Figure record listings
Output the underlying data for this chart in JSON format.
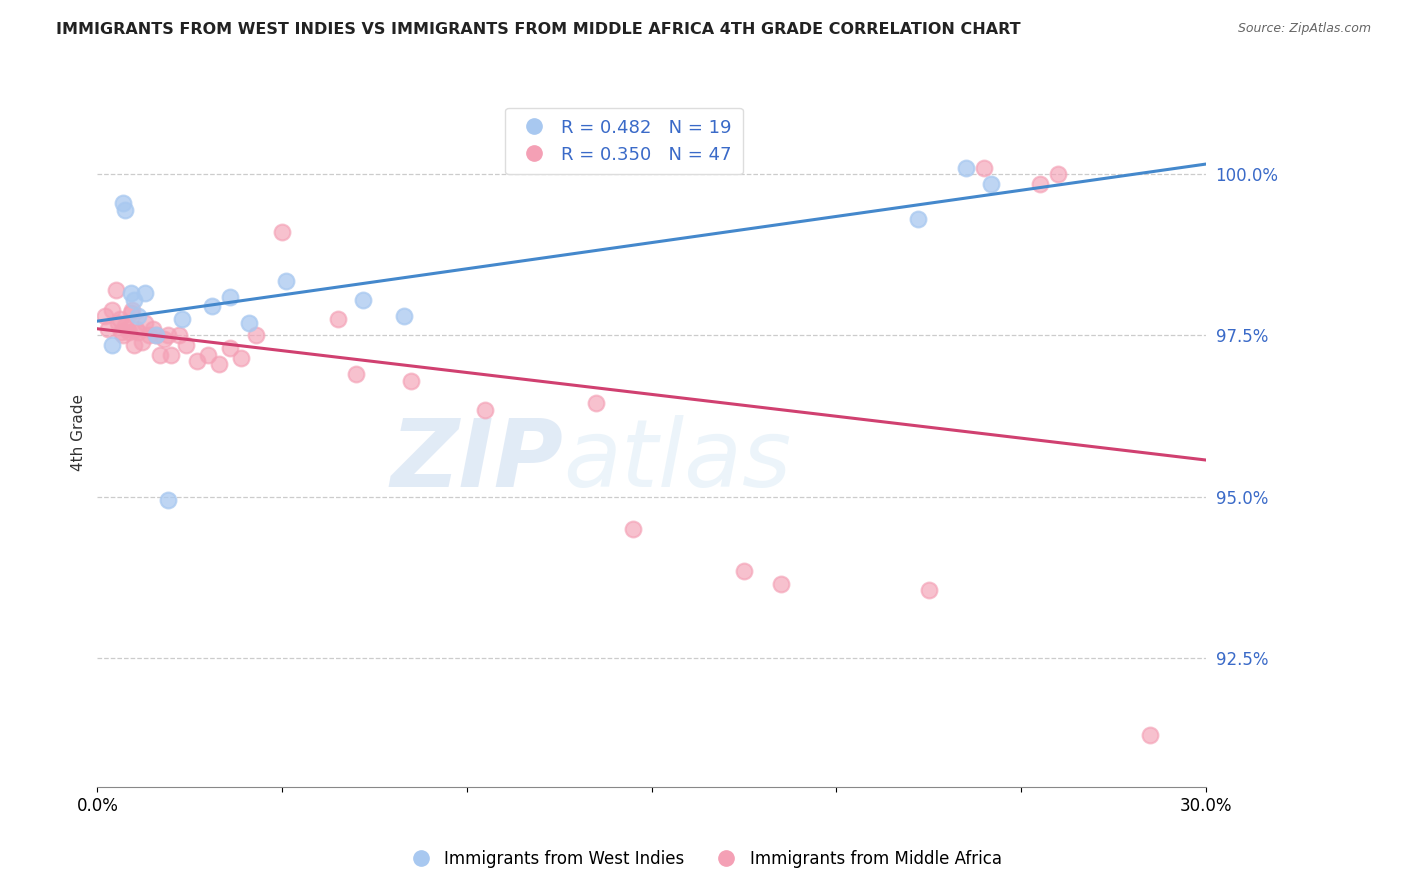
{
  "title": "IMMIGRANTS FROM WEST INDIES VS IMMIGRANTS FROM MIDDLE AFRICA 4TH GRADE CORRELATION CHART",
  "source": "Source: ZipAtlas.com",
  "ylabel": "4th Grade",
  "legend_label1": "Immigrants from West Indies",
  "legend_label2": "Immigrants from Middle Africa",
  "R1": 0.482,
  "N1": 19,
  "R2": 0.35,
  "N2": 47,
  "color1": "#a8c8f0",
  "color2": "#f4a0b5",
  "line_color1": "#4488cc",
  "line_color2": "#d04070",
  "xlim": [
    0.0,
    30.0
  ],
  "ylim": [
    90.5,
    101.5
  ],
  "yticks": [
    92.5,
    95.0,
    97.5,
    100.0
  ],
  "ytick_labels": [
    "92.5%",
    "95.0%",
    "97.5%",
    "100.0%"
  ],
  "xtick_labels": [
    "0.0%",
    "",
    "",
    "",
    "",
    "",
    "30.0%"
  ],
  "watermark_zip": "ZIP",
  "watermark_atlas": "atlas",
  "scatter1_x": [
    0.4,
    0.7,
    0.75,
    0.9,
    1.0,
    1.1,
    1.3,
    1.6,
    1.9,
    2.3,
    3.1,
    3.6,
    4.1,
    5.1,
    7.2,
    8.3,
    22.2,
    23.5,
    24.2
  ],
  "scatter1_y": [
    97.35,
    99.55,
    99.45,
    98.15,
    98.05,
    97.8,
    98.15,
    97.5,
    94.95,
    97.75,
    97.95,
    98.1,
    97.7,
    98.35,
    98.05,
    97.8,
    99.3,
    100.1,
    99.85
  ],
  "scatter2_x": [
    0.2,
    0.3,
    0.4,
    0.5,
    0.55,
    0.6,
    0.65,
    0.7,
    0.75,
    0.8,
    0.85,
    0.9,
    0.95,
    1.0,
    1.05,
    1.1,
    1.2,
    1.3,
    1.4,
    1.5,
    1.6,
    1.7,
    1.8,
    1.9,
    2.0,
    2.2,
    2.4,
    2.7,
    3.0,
    3.3,
    3.6,
    3.9,
    4.3,
    5.0,
    6.5,
    7.0,
    8.5,
    10.5,
    13.5,
    14.5,
    17.5,
    18.5,
    22.5,
    24.0,
    25.5,
    26.0,
    28.5
  ],
  "scatter2_y": [
    97.8,
    97.6,
    97.9,
    98.2,
    97.7,
    97.75,
    97.55,
    97.5,
    97.65,
    97.6,
    97.55,
    97.85,
    97.9,
    97.35,
    97.6,
    97.55,
    97.4,
    97.7,
    97.5,
    97.6,
    97.5,
    97.2,
    97.45,
    97.5,
    97.2,
    97.5,
    97.35,
    97.1,
    97.2,
    97.05,
    97.3,
    97.15,
    97.5,
    99.1,
    97.75,
    96.9,
    96.8,
    96.35,
    96.45,
    94.5,
    93.85,
    93.65,
    93.55,
    100.1,
    99.85,
    100.0,
    91.3
  ]
}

• **Prompt**: Return the records exactly. Don't carry the pictures over.

• **Finished exercise**:
Output the underlying data for this chart in JSON format.
{
  "title": "IMMIGRANTS FROM WEST INDIES VS IMMIGRANTS FROM MIDDLE AFRICA 4TH GRADE CORRELATION CHART",
  "source": "Source: ZipAtlas.com",
  "ylabel": "4th Grade",
  "legend_label1": "Immigrants from West Indies",
  "legend_label2": "Immigrants from Middle Africa",
  "R1": 0.482,
  "N1": 19,
  "R2": 0.35,
  "N2": 47,
  "color1": "#a8c8f0",
  "color2": "#f4a0b5",
  "line_color1": "#4488cc",
  "line_color2": "#d04070",
  "xlim": [
    0.0,
    30.0
  ],
  "ylim": [
    90.5,
    101.5
  ],
  "yticks": [
    92.5,
    95.0,
    97.5,
    100.0
  ],
  "ytick_labels": [
    "92.5%",
    "95.0%",
    "97.5%",
    "100.0%"
  ],
  "xtick_labels": [
    "0.0%",
    "",
    "",
    "",
    "",
    "",
    "30.0%"
  ],
  "watermark_zip": "ZIP",
  "watermark_atlas": "atlas",
  "scatter1_x": [
    0.4,
    0.7,
    0.75,
    0.9,
    1.0,
    1.1,
    1.3,
    1.6,
    1.9,
    2.3,
    3.1,
    3.6,
    4.1,
    5.1,
    7.2,
    8.3,
    22.2,
    23.5,
    24.2
  ],
  "scatter1_y": [
    97.35,
    99.55,
    99.45,
    98.15,
    98.05,
    97.8,
    98.15,
    97.5,
    94.95,
    97.75,
    97.95,
    98.1,
    97.7,
    98.35,
    98.05,
    97.8,
    99.3,
    100.1,
    99.85
  ],
  "scatter2_x": [
    0.2,
    0.3,
    0.4,
    0.5,
    0.55,
    0.6,
    0.65,
    0.7,
    0.75,
    0.8,
    0.85,
    0.9,
    0.95,
    1.0,
    1.05,
    1.1,
    1.2,
    1.3,
    1.4,
    1.5,
    1.6,
    1.7,
    1.8,
    1.9,
    2.0,
    2.2,
    2.4,
    2.7,
    3.0,
    3.3,
    3.6,
    3.9,
    4.3,
    5.0,
    6.5,
    7.0,
    8.5,
    10.5,
    13.5,
    14.5,
    17.5,
    18.5,
    22.5,
    24.0,
    25.5,
    26.0,
    28.5
  ],
  "scatter2_y": [
    97.8,
    97.6,
    97.9,
    98.2,
    97.7,
    97.75,
    97.55,
    97.5,
    97.65,
    97.6,
    97.55,
    97.85,
    97.9,
    97.35,
    97.6,
    97.55,
    97.4,
    97.7,
    97.5,
    97.6,
    97.5,
    97.2,
    97.45,
    97.5,
    97.2,
    97.5,
    97.35,
    97.1,
    97.2,
    97.05,
    97.3,
    97.15,
    97.5,
    99.1,
    97.75,
    96.9,
    96.8,
    96.35,
    96.45,
    94.5,
    93.85,
    93.65,
    93.55,
    100.1,
    99.85,
    100.0,
    91.3
  ]
}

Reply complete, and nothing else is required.